━━ Input for this task
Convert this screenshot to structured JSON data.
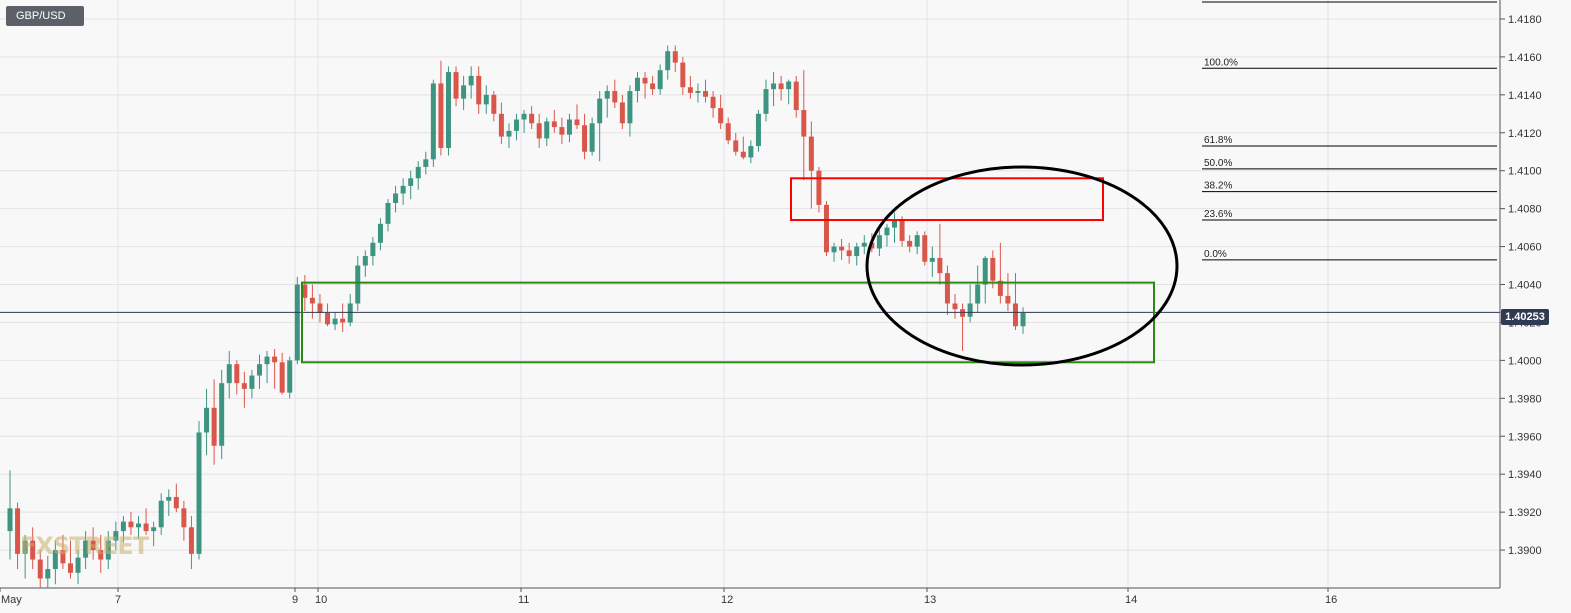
{
  "symbol": "GBP/USD",
  "watermark": "FXSTREET",
  "colors": {
    "up": "#3d9480",
    "down": "#d9574a",
    "fib": "#000000",
    "current": "#2f3b53",
    "red_box": "#ff0000",
    "green_box": "#2a8a14",
    "ellipse": "#000000",
    "grid": "#e3e3e6"
  },
  "chart_data": {
    "type": "candlestick",
    "y_range": [
      1.388,
      1.419
    ],
    "y_ticks": [
      "1.4180",
      "1.4160",
      "1.4140",
      "1.4120",
      "1.4100",
      "1.4080",
      "1.4060",
      "1.4040",
      "1.4020",
      "1.4000",
      "1.3980",
      "1.3960",
      "1.3940",
      "1.3920",
      "1.3900"
    ],
    "x_ticks": [
      "May",
      "7",
      "9",
      "10",
      "11",
      "12",
      "13",
      "14",
      "16"
    ],
    "current_price": "1.40253",
    "fib_levels": [
      {
        "label": "100.0%",
        "price": 1.4154
      },
      {
        "label": "61.8%",
        "price": 1.4113
      },
      {
        "label": "50.0%",
        "price": 1.4101
      },
      {
        "label": "38.2%",
        "price": 1.4089
      },
      {
        "label": "23.6%",
        "price": 1.4074
      },
      {
        "label": "0.0%",
        "price": 1.4053
      }
    ],
    "annotations": [
      {
        "type": "rectangle",
        "color": "red",
        "price_high": 1.4096,
        "price_low": 1.4074
      },
      {
        "type": "rectangle",
        "color": "green",
        "price_high": 1.4041,
        "price_low": 1.3999
      },
      {
        "type": "ellipse",
        "color": "black"
      }
    ],
    "candles": [
      [
        1.391,
        1.3942,
        1.3895,
        1.3922
      ],
      [
        1.3922,
        1.3925,
        1.389,
        1.3898
      ],
      [
        1.3898,
        1.3908,
        1.3885,
        1.3905
      ],
      [
        1.3905,
        1.3912,
        1.389,
        1.3895
      ],
      [
        1.3895,
        1.39,
        1.388,
        1.3885
      ],
      [
        1.3885,
        1.3897,
        1.388,
        1.389
      ],
      [
        1.389,
        1.3905,
        1.3882,
        1.39
      ],
      [
        1.39,
        1.3908,
        1.389,
        1.3893
      ],
      [
        1.3893,
        1.3905,
        1.3885,
        1.3888
      ],
      [
        1.3888,
        1.39,
        1.3882,
        1.3896
      ],
      [
        1.3896,
        1.391,
        1.389,
        1.3905
      ],
      [
        1.3905,
        1.3912,
        1.3895,
        1.39
      ],
      [
        1.39,
        1.3908,
        1.3888,
        1.3895
      ],
      [
        1.3895,
        1.391,
        1.389,
        1.3905
      ],
      [
        1.3905,
        1.3915,
        1.39,
        1.391
      ],
      [
        1.391,
        1.3918,
        1.3904,
        1.3915
      ],
      [
        1.3915,
        1.392,
        1.3908,
        1.3912
      ],
      [
        1.3912,
        1.3918,
        1.3906,
        1.3914
      ],
      [
        1.3914,
        1.3922,
        1.3908,
        1.391
      ],
      [
        1.391,
        1.3915,
        1.3902,
        1.3912
      ],
      [
        1.3912,
        1.393,
        1.3908,
        1.3926
      ],
      [
        1.3926,
        1.3932,
        1.3918,
        1.3928
      ],
      [
        1.3928,
        1.3935,
        1.392,
        1.3922
      ],
      [
        1.3922,
        1.3926,
        1.3905,
        1.3912
      ],
      [
        1.3912,
        1.3918,
        1.389,
        1.3898
      ],
      [
        1.3898,
        1.3968,
        1.3895,
        1.3962
      ],
      [
        1.3962,
        1.3985,
        1.395,
        1.3975
      ],
      [
        1.3975,
        1.399,
        1.3945,
        1.3955
      ],
      [
        1.3955,
        1.3995,
        1.3948,
        1.3988
      ],
      [
        1.3988,
        1.4005,
        1.398,
        1.3998
      ],
      [
        1.3998,
        1.4,
        1.3982,
        1.3988
      ],
      [
        1.3988,
        1.3994,
        1.3975,
        1.3985
      ],
      [
        1.3985,
        1.3995,
        1.398,
        1.3992
      ],
      [
        1.3992,
        1.4003,
        1.3985,
        1.3998
      ],
      [
        1.3998,
        1.4005,
        1.3988,
        1.4002
      ],
      [
        1.4002,
        1.4006,
        1.3985,
        1.3999
      ],
      [
        1.3999,
        1.4004,
        1.3982,
        1.3983
      ],
      [
        1.3983,
        1.4002,
        1.398,
        1.4
      ],
      [
        1.4,
        1.4044,
        1.3998,
        1.404
      ],
      [
        1.404,
        1.4045,
        1.4026,
        1.4033
      ],
      [
        1.4033,
        1.404,
        1.4022,
        1.403
      ],
      [
        1.403,
        1.4035,
        1.402,
        1.4025
      ],
      [
        1.4025,
        1.403,
        1.4018,
        1.4019
      ],
      [
        1.4019,
        1.4025,
        1.4016,
        1.4022
      ],
      [
        1.4022,
        1.403,
        1.4015,
        1.402
      ],
      [
        1.402,
        1.4035,
        1.4018,
        1.403
      ],
      [
        1.403,
        1.4055,
        1.4026,
        1.405
      ],
      [
        1.405,
        1.4058,
        1.4044,
        1.4055
      ],
      [
        1.4055,
        1.4065,
        1.405,
        1.4062
      ],
      [
        1.4062,
        1.4075,
        1.4058,
        1.4072
      ],
      [
        1.4072,
        1.4085,
        1.4068,
        1.4083
      ],
      [
        1.4083,
        1.4092,
        1.4078,
        1.4088
      ],
      [
        1.4088,
        1.4096,
        1.4082,
        1.4092
      ],
      [
        1.4092,
        1.41,
        1.4085,
        1.4096
      ],
      [
        1.4096,
        1.4105,
        1.409,
        1.4102
      ],
      [
        1.4102,
        1.411,
        1.4098,
        1.4106
      ],
      [
        1.4106,
        1.4148,
        1.4102,
        1.4146
      ],
      [
        1.4146,
        1.4158,
        1.4108,
        1.4112
      ],
      [
        1.4112,
        1.4155,
        1.4108,
        1.4152
      ],
      [
        1.4152,
        1.4155,
        1.4134,
        1.4138
      ],
      [
        1.4138,
        1.415,
        1.4132,
        1.4145
      ],
      [
        1.4145,
        1.4155,
        1.4138,
        1.415
      ],
      [
        1.415,
        1.4155,
        1.413,
        1.4135
      ],
      [
        1.4135,
        1.4145,
        1.413,
        1.414
      ],
      [
        1.414,
        1.4142,
        1.4126,
        1.413
      ],
      [
        1.413,
        1.4136,
        1.4114,
        1.4118
      ],
      [
        1.4118,
        1.4125,
        1.4112,
        1.4121
      ],
      [
        1.4121,
        1.413,
        1.4116,
        1.4127
      ],
      [
        1.4127,
        1.4132,
        1.412,
        1.413
      ],
      [
        1.413,
        1.4134,
        1.4122,
        1.4125
      ],
      [
        1.4125,
        1.413,
        1.4112,
        1.4117
      ],
      [
        1.4117,
        1.4128,
        1.4113,
        1.4126
      ],
      [
        1.4126,
        1.4132,
        1.412,
        1.4123
      ],
      [
        1.4123,
        1.4128,
        1.4114,
        1.4119
      ],
      [
        1.4119,
        1.413,
        1.4115,
        1.4127
      ],
      [
        1.4127,
        1.4135,
        1.4122,
        1.4124
      ],
      [
        1.4124,
        1.413,
        1.4106,
        1.411
      ],
      [
        1.411,
        1.4128,
        1.4108,
        1.4125
      ],
      [
        1.4125,
        1.4142,
        1.4105,
        1.4138
      ],
      [
        1.4138,
        1.4145,
        1.4128,
        1.4142
      ],
      [
        1.4142,
        1.4148,
        1.4133,
        1.4136
      ],
      [
        1.4136,
        1.414,
        1.4122,
        1.4125
      ],
      [
        1.4125,
        1.4145,
        1.4118,
        1.4142
      ],
      [
        1.4142,
        1.4152,
        1.4136,
        1.4149
      ],
      [
        1.4149,
        1.4152,
        1.4138,
        1.4146
      ],
      [
        1.4146,
        1.415,
        1.414,
        1.4143
      ],
      [
        1.4143,
        1.4156,
        1.414,
        1.4153
      ],
      [
        1.4153,
        1.4166,
        1.4148,
        1.4163
      ],
      [
        1.4163,
        1.4166,
        1.4152,
        1.4157
      ],
      [
        1.4157,
        1.416,
        1.414,
        1.4144
      ],
      [
        1.4144,
        1.415,
        1.4138,
        1.4141
      ],
      [
        1.4141,
        1.4146,
        1.4136,
        1.4142
      ],
      [
        1.4142,
        1.4148,
        1.4136,
        1.4139
      ],
      [
        1.4139,
        1.4142,
        1.4128,
        1.4133
      ],
      [
        1.4133,
        1.414,
        1.4122,
        1.4125
      ],
      [
        1.4125,
        1.4128,
        1.4114,
        1.4116
      ],
      [
        1.4116,
        1.412,
        1.4108,
        1.411
      ],
      [
        1.411,
        1.4118,
        1.4106,
        1.4107
      ],
      [
        1.4107,
        1.4116,
        1.4104,
        1.4113
      ],
      [
        1.4113,
        1.4132,
        1.411,
        1.413
      ],
      [
        1.413,
        1.4148,
        1.4126,
        1.4143
      ],
      [
        1.4143,
        1.4152,
        1.4134,
        1.4146
      ],
      [
        1.4146,
        1.415,
        1.4137,
        1.4143
      ],
      [
        1.4143,
        1.4148,
        1.4135,
        1.4147
      ],
      [
        1.4147,
        1.415,
        1.4128,
        1.4132
      ],
      [
        1.4132,
        1.4153,
        1.4095,
        1.4118
      ],
      [
        1.4118,
        1.4126,
        1.408,
        1.41
      ],
      [
        1.41,
        1.4102,
        1.4078,
        1.4082
      ],
      [
        1.4082,
        1.4084,
        1.4055,
        1.4057
      ],
      [
        1.4057,
        1.4062,
        1.4052,
        1.406
      ],
      [
        1.406,
        1.4064,
        1.4053,
        1.4058
      ],
      [
        1.4058,
        1.4062,
        1.4051,
        1.4055
      ],
      [
        1.4055,
        1.4062,
        1.405,
        1.406
      ],
      [
        1.406,
        1.4066,
        1.4056,
        1.4062
      ],
      [
        1.4062,
        1.4067,
        1.4057,
        1.4059
      ],
      [
        1.4059,
        1.407,
        1.4055,
        1.4066
      ],
      [
        1.4066,
        1.4072,
        1.406,
        1.407
      ],
      [
        1.407,
        1.4078,
        1.4062,
        1.4074
      ],
      [
        1.4074,
        1.4076,
        1.406,
        1.4063
      ],
      [
        1.4063,
        1.4066,
        1.4057,
        1.406
      ],
      [
        1.406,
        1.4068,
        1.4056,
        1.4066
      ],
      [
        1.4066,
        1.4068,
        1.405,
        1.4052
      ],
      [
        1.4052,
        1.406,
        1.4044,
        1.4054
      ],
      [
        1.4054,
        1.4072,
        1.404,
        1.4046
      ],
      [
        1.4046,
        1.405,
        1.4024,
        1.403
      ],
      [
        1.403,
        1.4035,
        1.4022,
        1.4027
      ],
      [
        1.4027,
        1.403,
        1.4005,
        1.4023
      ],
      [
        1.4023,
        1.404,
        1.402,
        1.403
      ],
      [
        1.403,
        1.405,
        1.4025,
        1.404
      ],
      [
        1.404,
        1.4055,
        1.403,
        1.4054
      ],
      [
        1.4054,
        1.4058,
        1.4038,
        1.4042
      ],
      [
        1.4042,
        1.4062,
        1.403,
        1.4034
      ],
      [
        1.4034,
        1.4046,
        1.4026,
        1.403
      ],
      [
        1.403,
        1.4046,
        1.4016,
        1.4018
      ],
      [
        1.4018,
        1.4028,
        1.4014,
        1.4025
      ]
    ]
  }
}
━━━━
** Aim **
Give the count of lines that hold the word "type", with nothing added.

** Result of this exercise **
4